## RECORD SET
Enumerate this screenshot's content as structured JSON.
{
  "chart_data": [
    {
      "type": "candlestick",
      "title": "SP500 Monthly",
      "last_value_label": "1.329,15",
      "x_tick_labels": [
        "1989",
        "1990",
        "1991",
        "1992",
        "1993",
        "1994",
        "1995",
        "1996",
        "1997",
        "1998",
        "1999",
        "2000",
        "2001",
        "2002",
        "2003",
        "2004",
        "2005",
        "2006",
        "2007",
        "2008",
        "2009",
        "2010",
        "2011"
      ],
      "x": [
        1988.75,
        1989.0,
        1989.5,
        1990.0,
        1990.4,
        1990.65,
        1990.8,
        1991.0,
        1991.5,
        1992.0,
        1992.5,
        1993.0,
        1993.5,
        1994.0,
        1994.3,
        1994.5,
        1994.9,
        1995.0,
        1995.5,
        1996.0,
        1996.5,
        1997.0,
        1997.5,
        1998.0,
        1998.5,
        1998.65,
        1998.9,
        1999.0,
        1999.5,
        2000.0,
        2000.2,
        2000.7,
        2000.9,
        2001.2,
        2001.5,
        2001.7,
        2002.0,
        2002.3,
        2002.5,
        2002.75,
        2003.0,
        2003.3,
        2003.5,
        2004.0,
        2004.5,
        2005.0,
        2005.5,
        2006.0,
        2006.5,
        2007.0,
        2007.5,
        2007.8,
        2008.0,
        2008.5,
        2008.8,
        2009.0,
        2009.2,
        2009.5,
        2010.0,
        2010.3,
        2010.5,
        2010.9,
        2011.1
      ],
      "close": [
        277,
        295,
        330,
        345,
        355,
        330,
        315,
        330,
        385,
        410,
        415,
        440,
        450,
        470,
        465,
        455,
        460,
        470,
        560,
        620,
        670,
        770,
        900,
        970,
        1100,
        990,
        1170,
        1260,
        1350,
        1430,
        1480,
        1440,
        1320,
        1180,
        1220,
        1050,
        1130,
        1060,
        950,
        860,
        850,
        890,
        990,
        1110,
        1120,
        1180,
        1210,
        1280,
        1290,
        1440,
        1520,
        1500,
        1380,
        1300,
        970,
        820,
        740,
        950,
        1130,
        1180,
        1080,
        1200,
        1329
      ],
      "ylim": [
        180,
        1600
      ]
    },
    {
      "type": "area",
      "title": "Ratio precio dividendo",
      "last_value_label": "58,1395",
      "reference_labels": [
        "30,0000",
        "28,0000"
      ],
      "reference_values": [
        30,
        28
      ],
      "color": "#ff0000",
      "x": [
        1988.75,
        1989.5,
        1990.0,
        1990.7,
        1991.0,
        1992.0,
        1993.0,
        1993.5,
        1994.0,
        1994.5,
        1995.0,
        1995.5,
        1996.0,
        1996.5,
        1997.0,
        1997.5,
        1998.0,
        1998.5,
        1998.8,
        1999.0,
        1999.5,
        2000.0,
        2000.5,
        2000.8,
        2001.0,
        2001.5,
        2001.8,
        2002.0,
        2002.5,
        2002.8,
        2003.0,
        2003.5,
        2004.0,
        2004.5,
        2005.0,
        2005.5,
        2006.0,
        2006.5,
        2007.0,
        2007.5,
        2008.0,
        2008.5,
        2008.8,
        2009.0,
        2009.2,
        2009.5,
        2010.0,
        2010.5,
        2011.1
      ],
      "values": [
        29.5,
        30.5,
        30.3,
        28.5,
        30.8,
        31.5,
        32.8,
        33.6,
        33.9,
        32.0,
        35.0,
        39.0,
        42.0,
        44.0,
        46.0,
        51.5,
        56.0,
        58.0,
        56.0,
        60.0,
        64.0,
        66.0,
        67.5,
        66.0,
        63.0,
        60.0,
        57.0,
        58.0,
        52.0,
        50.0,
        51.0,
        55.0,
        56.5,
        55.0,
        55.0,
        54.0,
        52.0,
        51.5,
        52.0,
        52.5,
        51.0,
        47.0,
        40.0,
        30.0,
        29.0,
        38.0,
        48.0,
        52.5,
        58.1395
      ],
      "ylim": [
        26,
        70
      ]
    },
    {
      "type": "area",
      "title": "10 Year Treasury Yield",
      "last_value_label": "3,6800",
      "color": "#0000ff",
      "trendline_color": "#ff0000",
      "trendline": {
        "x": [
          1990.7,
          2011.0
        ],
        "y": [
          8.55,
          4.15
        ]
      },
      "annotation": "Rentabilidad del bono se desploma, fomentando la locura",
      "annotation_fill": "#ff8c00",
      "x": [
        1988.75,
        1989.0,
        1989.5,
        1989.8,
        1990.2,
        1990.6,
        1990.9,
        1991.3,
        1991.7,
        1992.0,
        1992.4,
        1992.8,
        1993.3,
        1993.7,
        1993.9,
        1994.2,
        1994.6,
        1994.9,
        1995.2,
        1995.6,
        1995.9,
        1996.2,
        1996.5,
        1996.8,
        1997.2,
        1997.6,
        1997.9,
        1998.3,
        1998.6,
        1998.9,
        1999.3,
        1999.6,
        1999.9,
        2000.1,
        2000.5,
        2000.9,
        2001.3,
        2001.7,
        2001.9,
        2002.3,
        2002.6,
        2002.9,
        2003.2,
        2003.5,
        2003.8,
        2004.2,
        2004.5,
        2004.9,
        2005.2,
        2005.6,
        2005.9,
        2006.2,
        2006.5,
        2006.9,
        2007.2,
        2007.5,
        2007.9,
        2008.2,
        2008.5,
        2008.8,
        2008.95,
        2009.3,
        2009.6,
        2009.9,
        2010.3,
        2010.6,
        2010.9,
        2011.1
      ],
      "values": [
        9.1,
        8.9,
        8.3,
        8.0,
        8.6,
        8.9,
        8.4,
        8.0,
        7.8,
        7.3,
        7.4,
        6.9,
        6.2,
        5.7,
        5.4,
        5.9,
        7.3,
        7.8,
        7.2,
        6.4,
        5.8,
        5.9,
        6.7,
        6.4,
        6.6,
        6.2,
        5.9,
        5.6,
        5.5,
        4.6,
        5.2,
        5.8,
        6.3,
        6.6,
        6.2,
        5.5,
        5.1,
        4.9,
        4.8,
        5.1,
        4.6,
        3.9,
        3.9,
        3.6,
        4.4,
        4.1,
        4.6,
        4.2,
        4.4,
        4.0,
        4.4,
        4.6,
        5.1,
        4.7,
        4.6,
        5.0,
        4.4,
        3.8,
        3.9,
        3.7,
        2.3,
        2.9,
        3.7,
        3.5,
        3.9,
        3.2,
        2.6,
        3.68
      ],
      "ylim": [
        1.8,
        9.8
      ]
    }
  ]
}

## WORK REQUIRED
Repeat every line of the material exactly as given.

## EXERCISE RESULT
Enumerate this screenshot's content as structured JSON.
{
  "chart_data": [
    {
      "type": "candlestick",
      "title": "SP500 Monthly",
      "last_value_label": "1.329,15",
      "x_tick_labels": [
        "1989",
        "1990",
        "1991",
        "1992",
        "1993",
        "1994",
        "1995",
        "1996",
        "1997",
        "1998",
        "1999",
        "2000",
        "2001",
        "2002",
        "2003",
        "2004",
        "2005",
        "2006",
        "2007",
        "2008",
        "2009",
        "2010",
        "2011"
      ],
      "x": [
        1988.75,
        1989.0,
        1989.5,
        1990.0,
        1990.4,
        1990.65,
        1990.8,
        1991.0,
        1991.5,
        1992.0,
        1992.5,
        1993.0,
        1993.5,
        1994.0,
        1994.3,
        1994.5,
        1994.9,
        1995.0,
        1995.5,
        1996.0,
        1996.5,
        1997.0,
        1997.5,
        1998.0,
        1998.5,
        1998.65,
        1998.9,
        1999.0,
        1999.5,
        2000.0,
        2000.2,
        2000.7,
        2000.9,
        2001.2,
        2001.5,
        2001.7,
        2002.0,
        2002.3,
        2002.5,
        2002.75,
        2003.0,
        2003.3,
        2003.5,
        2004.0,
        2004.5,
        2005.0,
        2005.5,
        2006.0,
        2006.5,
        2007.0,
        2007.5,
        2007.8,
        2008.0,
        2008.5,
        2008.8,
        2009.0,
        2009.2,
        2009.5,
        2010.0,
        2010.3,
        2010.5,
        2010.9,
        2011.1
      ],
      "close": [
        277,
        295,
        330,
        345,
        355,
        330,
        315,
        330,
        385,
        410,
        415,
        440,
        450,
        470,
        465,
        455,
        460,
        470,
        560,
        620,
        670,
        770,
        900,
        970,
        1100,
        990,
        1170,
        1260,
        1350,
        1430,
        1480,
        1440,
        1320,
        1180,
        1220,
        1050,
        1130,
        1060,
        950,
        860,
        850,
        890,
        990,
        1110,
        1120,
        1180,
        1210,
        1280,
        1290,
        1440,
        1520,
        1500,
        1380,
        1300,
        970,
        820,
        740,
        950,
        1130,
        1180,
        1080,
        1200,
        1329
      ],
      "ylim": [
        180,
        1600
      ]
    },
    {
      "type": "area",
      "title": "Ratio precio dividendo",
      "last_value_label": "58,1395",
      "reference_labels": [
        "30,0000",
        "28,0000"
      ],
      "reference_values": [
        30,
        28
      ],
      "color": "#ff0000",
      "x": [
        1988.75,
        1989.5,
        1990.0,
        1990.7,
        1991.0,
        1992.0,
        1993.0,
        1993.5,
        1994.0,
        1994.5,
        1995.0,
        1995.5,
        1996.0,
        1996.5,
        1997.0,
        1997.5,
        1998.0,
        1998.5,
        1998.8,
        1999.0,
        1999.5,
        2000.0,
        2000.5,
        2000.8,
        2001.0,
        2001.5,
        2001.8,
        2002.0,
        2002.5,
        2002.8,
        2003.0,
        2003.5,
        2004.0,
        2004.5,
        2005.0,
        2005.5,
        2006.0,
        2006.5,
        2007.0,
        2007.5,
        2008.0,
        2008.5,
        2008.8,
        2009.0,
        2009.2,
        2009.5,
        2010.0,
        2010.5,
        2011.1
      ],
      "values": [
        29.5,
        30.5,
        30.3,
        28.5,
        30.8,
        31.5,
        32.8,
        33.6,
        33.9,
        32.0,
        35.0,
        39.0,
        42.0,
        44.0,
        46.0,
        51.5,
        56.0,
        58.0,
        56.0,
        60.0,
        64.0,
        66.0,
        67.5,
        66.0,
        63.0,
        60.0,
        57.0,
        58.0,
        52.0,
        50.0,
        51.0,
        55.0,
        56.5,
        55.0,
        55.0,
        54.0,
        52.0,
        51.5,
        52.0,
        52.5,
        51.0,
        47.0,
        40.0,
        30.0,
        29.0,
        38.0,
        48.0,
        52.5,
        58.1395
      ],
      "ylim": [
        26,
        70
      ]
    },
    {
      "type": "area",
      "title": "10 Year Treasury Yield",
      "last_value_label": "3,6800",
      "color": "#0000ff",
      "trendline_color": "#ff0000",
      "trendline": {
        "x": [
          1990.7,
          2011.0
        ],
        "y": [
          8.55,
          4.15
        ]
      },
      "annotation": "Rentabilidad del bono se desploma, fomentando la locura",
      "annotation_fill": "#ff8c00",
      "x": [
        1988.75,
        1989.0,
        1989.5,
        1989.8,
        1990.2,
        1990.6,
        1990.9,
        1991.3,
        1991.7,
        1992.0,
        1992.4,
        1992.8,
        1993.3,
        1993.7,
        1993.9,
        1994.2,
        1994.6,
        1994.9,
        1995.2,
        1995.6,
        1995.9,
        1996.2,
        1996.5,
        1996.8,
        1997.2,
        1997.6,
        1997.9,
        1998.3,
        1998.6,
        1998.9,
        1999.3,
        1999.6,
        1999.9,
        2000.1,
        2000.5,
        2000.9,
        2001.3,
        2001.7,
        2001.9,
        2002.3,
        2002.6,
        2002.9,
        2003.2,
        2003.5,
        2003.8,
        2004.2,
        2004.5,
        2004.9,
        2005.2,
        2005.6,
        2005.9,
        2006.2,
        2006.5,
        2006.9,
        2007.2,
        2007.5,
        2007.9,
        2008.2,
        2008.5,
        2008.8,
        2008.95,
        2009.3,
        2009.6,
        2009.9,
        2010.3,
        2010.6,
        2010.9,
        2011.1
      ],
      "values": [
        9.1,
        8.9,
        8.3,
        8.0,
        8.6,
        8.9,
        8.4,
        8.0,
        7.8,
        7.3,
        7.4,
        6.9,
        6.2,
        5.7,
        5.4,
        5.9,
        7.3,
        7.8,
        7.2,
        6.4,
        5.8,
        5.9,
        6.7,
        6.4,
        6.6,
        6.2,
        5.9,
        5.6,
        5.5,
        4.6,
        5.2,
        5.8,
        6.3,
        6.6,
        6.2,
        5.5,
        5.1,
        4.9,
        4.8,
        5.1,
        4.6,
        3.9,
        3.9,
        3.6,
        4.4,
        4.1,
        4.6,
        4.2,
        4.4,
        4.0,
        4.4,
        4.6,
        5.1,
        4.7,
        4.6,
        5.0,
        4.4,
        3.8,
        3.9,
        3.7,
        2.3,
        2.9,
        3.7,
        3.5,
        3.9,
        3.2,
        2.6,
        3.68
      ],
      "ylim": [
        1.8,
        9.8
      ]
    }
  ]
}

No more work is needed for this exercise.